(Given exercise) Pull out every line in the data that has the string "بازنشستگی" in it.
[Begin]
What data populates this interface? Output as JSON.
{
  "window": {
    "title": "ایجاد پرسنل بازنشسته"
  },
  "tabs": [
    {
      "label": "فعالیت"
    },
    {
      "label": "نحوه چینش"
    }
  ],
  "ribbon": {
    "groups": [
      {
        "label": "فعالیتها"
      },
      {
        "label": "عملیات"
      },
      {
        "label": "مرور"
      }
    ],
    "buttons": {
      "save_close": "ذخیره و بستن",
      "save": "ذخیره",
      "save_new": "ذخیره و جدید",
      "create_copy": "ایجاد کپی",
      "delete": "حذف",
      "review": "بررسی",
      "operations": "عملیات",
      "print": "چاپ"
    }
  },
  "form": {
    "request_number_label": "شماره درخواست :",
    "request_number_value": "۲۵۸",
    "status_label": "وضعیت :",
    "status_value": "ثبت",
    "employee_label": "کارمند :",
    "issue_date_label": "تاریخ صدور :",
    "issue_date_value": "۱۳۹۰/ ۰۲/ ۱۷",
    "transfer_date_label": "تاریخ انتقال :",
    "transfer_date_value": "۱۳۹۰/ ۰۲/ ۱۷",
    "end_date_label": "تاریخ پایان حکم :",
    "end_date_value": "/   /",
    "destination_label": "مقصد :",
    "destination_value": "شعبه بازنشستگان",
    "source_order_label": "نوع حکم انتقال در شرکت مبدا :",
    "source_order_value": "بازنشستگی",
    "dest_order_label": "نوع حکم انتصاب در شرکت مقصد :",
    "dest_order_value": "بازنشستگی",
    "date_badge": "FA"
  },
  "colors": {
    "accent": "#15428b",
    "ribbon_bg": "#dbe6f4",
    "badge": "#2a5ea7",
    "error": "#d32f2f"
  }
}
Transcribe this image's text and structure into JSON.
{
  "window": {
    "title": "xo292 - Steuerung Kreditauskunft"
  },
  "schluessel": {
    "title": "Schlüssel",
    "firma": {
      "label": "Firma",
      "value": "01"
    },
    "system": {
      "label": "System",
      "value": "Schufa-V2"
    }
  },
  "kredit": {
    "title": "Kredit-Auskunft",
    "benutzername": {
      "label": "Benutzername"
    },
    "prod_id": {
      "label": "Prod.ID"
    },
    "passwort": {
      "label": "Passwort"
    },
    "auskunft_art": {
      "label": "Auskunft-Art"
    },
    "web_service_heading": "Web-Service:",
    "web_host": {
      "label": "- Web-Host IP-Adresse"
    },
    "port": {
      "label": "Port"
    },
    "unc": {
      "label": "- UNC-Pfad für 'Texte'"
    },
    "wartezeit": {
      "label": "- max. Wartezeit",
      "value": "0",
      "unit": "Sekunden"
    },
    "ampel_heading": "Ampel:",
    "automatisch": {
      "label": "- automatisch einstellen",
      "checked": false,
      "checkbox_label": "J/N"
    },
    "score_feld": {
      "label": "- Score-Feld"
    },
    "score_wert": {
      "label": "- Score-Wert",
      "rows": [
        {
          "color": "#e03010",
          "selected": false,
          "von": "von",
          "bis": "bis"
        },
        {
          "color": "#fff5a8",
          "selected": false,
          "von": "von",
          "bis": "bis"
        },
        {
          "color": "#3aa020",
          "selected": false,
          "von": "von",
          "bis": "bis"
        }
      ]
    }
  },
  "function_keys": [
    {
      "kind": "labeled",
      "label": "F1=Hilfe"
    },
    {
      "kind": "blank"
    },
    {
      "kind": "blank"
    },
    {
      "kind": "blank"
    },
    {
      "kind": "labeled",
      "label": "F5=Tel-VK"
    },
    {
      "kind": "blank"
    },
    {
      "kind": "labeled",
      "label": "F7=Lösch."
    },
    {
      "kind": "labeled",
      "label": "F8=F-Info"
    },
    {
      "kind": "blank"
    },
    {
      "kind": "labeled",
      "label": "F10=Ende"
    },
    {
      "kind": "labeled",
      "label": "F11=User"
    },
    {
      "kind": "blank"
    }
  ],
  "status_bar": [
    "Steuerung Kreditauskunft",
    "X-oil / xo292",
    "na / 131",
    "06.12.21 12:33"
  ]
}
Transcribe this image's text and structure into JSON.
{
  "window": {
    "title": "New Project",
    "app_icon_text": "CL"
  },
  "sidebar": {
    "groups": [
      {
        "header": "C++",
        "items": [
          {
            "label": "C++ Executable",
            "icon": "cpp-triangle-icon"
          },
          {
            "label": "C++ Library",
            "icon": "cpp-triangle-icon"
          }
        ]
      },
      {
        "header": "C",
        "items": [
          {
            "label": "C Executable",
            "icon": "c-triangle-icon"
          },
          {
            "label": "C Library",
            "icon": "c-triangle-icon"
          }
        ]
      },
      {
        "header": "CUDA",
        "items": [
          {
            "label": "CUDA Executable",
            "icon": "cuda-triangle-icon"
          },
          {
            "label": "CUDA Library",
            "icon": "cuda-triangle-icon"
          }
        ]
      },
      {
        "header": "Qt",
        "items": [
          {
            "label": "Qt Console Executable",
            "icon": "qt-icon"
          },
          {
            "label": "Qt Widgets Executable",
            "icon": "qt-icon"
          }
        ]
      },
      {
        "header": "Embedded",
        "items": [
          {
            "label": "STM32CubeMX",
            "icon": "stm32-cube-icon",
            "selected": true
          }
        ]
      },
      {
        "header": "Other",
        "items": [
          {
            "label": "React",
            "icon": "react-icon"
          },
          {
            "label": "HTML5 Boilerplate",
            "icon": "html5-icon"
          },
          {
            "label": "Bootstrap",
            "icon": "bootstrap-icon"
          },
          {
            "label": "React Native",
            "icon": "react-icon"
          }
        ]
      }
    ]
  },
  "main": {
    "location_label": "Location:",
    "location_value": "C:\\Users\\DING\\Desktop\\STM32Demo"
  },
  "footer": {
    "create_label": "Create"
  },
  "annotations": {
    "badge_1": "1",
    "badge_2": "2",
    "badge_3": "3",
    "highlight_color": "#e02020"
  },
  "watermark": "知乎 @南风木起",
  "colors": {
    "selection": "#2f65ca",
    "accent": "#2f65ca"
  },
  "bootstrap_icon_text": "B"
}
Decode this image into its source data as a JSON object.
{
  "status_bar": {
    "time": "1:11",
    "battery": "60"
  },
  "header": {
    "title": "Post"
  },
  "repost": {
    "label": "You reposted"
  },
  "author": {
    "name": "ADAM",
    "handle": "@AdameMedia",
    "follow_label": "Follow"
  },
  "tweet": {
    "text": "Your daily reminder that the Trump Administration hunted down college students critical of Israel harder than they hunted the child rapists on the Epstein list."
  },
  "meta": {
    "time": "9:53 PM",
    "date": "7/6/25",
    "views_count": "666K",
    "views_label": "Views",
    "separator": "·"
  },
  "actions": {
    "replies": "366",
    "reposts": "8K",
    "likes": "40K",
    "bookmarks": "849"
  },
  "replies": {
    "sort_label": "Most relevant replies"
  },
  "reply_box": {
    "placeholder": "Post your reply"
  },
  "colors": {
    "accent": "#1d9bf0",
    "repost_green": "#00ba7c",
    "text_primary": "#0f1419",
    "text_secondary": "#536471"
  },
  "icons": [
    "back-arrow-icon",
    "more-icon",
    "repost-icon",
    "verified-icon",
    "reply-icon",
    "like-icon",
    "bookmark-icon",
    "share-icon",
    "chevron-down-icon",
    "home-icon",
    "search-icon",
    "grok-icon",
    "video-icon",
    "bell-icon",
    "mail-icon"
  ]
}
[End]
(Result of the exercise)
    "source_order_value": "بازنشستگی",
    "dest_order_value": "بازنشستگی",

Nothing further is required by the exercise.